# To do
Copy out the entries below without changing anything, starting at the very first line and ending with the line that contains "legend-label: Earnings — [134, 488, 178, 500]", inclusive. Leave out every line after it.

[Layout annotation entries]
◆ ◆ ◆

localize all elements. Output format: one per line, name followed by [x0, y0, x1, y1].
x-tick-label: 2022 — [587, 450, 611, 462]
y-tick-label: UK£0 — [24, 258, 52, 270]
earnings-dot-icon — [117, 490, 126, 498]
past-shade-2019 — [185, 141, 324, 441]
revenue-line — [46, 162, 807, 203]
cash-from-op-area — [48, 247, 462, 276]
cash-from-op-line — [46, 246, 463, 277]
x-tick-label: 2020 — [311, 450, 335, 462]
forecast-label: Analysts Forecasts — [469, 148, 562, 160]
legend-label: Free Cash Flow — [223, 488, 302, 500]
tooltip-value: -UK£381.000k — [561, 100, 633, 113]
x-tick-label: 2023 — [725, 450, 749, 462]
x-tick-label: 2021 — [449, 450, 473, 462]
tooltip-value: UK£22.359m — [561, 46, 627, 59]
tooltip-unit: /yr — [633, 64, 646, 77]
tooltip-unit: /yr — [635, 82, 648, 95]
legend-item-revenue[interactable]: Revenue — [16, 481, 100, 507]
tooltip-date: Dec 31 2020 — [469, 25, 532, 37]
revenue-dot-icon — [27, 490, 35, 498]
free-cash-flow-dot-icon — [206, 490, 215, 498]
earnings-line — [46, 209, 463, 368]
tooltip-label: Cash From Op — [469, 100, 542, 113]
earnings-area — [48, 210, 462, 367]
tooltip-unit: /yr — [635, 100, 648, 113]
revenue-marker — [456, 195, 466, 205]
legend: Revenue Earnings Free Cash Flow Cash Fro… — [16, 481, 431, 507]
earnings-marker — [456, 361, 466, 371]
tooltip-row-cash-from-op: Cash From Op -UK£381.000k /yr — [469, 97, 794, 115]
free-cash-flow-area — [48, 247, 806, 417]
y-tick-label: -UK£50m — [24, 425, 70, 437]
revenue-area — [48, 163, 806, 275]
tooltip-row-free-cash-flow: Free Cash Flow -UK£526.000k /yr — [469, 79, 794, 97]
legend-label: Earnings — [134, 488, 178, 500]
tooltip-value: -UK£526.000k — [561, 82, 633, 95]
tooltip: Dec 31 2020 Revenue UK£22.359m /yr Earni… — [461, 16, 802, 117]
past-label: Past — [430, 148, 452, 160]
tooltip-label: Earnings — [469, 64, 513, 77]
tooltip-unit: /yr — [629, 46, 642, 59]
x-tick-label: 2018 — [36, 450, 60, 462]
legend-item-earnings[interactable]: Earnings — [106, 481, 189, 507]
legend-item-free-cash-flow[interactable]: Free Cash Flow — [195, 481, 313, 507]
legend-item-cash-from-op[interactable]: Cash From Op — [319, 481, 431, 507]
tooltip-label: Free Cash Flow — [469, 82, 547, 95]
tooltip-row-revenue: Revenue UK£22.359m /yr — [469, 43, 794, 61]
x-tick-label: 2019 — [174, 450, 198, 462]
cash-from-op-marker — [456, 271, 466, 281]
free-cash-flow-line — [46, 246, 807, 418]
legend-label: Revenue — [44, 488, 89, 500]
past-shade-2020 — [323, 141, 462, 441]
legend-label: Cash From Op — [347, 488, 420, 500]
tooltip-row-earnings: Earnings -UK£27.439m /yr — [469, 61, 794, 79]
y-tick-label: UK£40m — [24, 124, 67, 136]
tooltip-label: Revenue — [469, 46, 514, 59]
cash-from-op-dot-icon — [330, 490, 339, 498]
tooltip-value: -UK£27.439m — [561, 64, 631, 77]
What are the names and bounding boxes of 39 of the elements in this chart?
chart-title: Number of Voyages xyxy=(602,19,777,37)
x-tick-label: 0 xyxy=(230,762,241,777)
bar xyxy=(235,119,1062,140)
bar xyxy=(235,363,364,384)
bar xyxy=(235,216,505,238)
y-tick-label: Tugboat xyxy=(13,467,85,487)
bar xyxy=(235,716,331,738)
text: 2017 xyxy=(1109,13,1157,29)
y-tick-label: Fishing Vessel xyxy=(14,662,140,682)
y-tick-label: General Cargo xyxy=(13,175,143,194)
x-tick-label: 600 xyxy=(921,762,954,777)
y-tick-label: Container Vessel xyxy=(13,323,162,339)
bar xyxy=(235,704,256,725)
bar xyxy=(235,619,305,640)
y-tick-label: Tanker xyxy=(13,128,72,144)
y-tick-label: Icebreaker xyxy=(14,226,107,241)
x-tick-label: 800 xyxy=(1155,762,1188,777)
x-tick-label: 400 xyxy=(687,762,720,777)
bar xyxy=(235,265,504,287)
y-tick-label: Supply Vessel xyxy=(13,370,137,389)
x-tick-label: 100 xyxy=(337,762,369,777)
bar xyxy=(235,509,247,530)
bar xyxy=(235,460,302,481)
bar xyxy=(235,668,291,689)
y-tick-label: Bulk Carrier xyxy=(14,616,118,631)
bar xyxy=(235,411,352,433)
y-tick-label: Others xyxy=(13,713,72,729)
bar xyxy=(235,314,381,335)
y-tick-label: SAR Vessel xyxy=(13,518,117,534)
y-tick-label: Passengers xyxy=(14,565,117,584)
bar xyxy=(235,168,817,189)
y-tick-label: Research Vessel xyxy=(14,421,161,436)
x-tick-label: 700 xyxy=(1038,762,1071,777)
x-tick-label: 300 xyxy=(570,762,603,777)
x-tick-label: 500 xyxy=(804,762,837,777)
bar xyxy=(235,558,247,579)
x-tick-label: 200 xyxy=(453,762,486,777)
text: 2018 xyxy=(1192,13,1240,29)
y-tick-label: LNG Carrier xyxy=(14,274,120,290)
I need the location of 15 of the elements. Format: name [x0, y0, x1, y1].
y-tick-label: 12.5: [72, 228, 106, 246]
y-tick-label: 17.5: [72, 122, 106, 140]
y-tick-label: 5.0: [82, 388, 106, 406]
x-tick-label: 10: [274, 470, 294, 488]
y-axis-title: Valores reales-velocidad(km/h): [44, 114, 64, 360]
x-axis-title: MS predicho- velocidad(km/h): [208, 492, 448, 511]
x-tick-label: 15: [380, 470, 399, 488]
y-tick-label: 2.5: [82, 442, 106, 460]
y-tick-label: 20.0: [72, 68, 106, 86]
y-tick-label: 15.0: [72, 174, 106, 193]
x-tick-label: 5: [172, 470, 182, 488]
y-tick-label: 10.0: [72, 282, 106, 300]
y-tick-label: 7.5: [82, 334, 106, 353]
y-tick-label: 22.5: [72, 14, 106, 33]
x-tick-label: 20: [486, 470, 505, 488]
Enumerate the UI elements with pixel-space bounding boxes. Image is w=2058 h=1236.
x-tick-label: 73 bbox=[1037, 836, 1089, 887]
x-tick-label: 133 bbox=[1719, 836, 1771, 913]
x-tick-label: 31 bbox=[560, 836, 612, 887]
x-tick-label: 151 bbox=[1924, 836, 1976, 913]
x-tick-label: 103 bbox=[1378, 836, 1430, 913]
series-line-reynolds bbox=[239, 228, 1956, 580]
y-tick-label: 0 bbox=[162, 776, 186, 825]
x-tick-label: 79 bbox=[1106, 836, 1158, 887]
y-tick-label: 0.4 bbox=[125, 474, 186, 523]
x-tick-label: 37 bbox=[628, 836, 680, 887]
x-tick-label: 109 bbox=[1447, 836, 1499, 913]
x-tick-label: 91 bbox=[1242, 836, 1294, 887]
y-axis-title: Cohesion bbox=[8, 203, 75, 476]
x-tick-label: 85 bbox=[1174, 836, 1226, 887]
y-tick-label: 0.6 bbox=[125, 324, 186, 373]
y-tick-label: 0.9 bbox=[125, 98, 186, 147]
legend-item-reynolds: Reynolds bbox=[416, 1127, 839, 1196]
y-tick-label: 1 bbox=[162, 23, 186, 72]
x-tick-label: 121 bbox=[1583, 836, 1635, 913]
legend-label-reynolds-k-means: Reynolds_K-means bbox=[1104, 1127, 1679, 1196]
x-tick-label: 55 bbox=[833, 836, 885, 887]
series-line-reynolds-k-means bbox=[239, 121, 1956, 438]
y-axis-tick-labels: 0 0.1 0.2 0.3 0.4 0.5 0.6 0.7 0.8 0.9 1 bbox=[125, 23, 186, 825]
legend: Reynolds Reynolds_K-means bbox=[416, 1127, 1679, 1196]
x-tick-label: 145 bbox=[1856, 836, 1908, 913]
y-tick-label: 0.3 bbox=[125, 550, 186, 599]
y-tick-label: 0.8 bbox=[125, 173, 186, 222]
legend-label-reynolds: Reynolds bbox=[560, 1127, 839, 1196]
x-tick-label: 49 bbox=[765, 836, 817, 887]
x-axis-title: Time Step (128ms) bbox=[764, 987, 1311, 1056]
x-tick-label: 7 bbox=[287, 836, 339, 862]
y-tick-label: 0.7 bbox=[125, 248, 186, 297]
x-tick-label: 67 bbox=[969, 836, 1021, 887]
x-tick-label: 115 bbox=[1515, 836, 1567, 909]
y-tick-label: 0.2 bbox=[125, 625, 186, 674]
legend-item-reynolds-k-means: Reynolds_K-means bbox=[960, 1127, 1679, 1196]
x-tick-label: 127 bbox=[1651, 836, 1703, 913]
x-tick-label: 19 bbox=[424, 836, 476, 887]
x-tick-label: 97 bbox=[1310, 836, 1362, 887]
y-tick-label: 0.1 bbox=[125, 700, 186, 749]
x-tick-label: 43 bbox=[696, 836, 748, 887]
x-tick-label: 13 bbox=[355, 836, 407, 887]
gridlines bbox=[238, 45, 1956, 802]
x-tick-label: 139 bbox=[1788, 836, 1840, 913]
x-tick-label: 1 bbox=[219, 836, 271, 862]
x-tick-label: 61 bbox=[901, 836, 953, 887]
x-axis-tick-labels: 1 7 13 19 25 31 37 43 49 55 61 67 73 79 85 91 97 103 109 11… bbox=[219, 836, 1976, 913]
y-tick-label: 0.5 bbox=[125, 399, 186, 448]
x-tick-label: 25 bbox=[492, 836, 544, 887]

◆ ◆ ◆

# Full answer
localize all elements. Output format: one per line, name followed by [x0, y0, x1, y1].
x-tick-label: 2022 — [587, 450, 611, 462]
y-tick-label: UK£0 — [24, 258, 52, 270]
earnings-dot-icon — [117, 490, 126, 498]
past-shade-2019 — [185, 141, 324, 441]
revenue-line — [46, 162, 807, 203]
cash-from-op-area — [48, 247, 462, 276]
cash-from-op-line — [46, 246, 463, 277]
x-tick-label: 2020 — [311, 450, 335, 462]
forecast-label: Analysts Forecasts — [469, 148, 562, 160]
legend-label: Free Cash Flow — [223, 488, 302, 500]
tooltip-value: -UK£381.000k — [561, 100, 633, 113]
x-tick-label: 2023 — [725, 450, 749, 462]
x-tick-label: 2021 — [449, 450, 473, 462]
tooltip-value: UK£22.359m — [561, 46, 627, 59]
tooltip-unit: /yr — [633, 64, 646, 77]
tooltip-unit: /yr — [635, 82, 648, 95]
legend-item-revenue[interactable]: Revenue — [16, 481, 100, 507]
tooltip-date: Dec 31 2020 — [469, 25, 532, 37]
revenue-dot-icon — [27, 490, 35, 498]
free-cash-flow-dot-icon — [206, 490, 215, 498]
earnings-line — [46, 209, 463, 368]
tooltip-label: Cash From Op — [469, 100, 542, 113]
earnings-area — [48, 210, 462, 367]
tooltip-unit: /yr — [635, 100, 648, 113]
revenue-marker — [456, 195, 466, 205]
legend: Revenue Earnings Free Cash Flow Cash Fro… — [16, 481, 431, 507]
earnings-marker — [456, 361, 466, 371]
tooltip-row-cash-from-op: Cash From Op -UK£381.000k /yr — [469, 97, 794, 115]
free-cash-flow-area — [48, 247, 806, 417]
y-tick-label: -UK£50m — [24, 425, 70, 437]
revenue-area — [48, 163, 806, 275]
tooltip-row-free-cash-flow: Free Cash Flow -UK£526.000k /yr — [469, 79, 794, 97]
legend-label: Earnings — [134, 488, 178, 500]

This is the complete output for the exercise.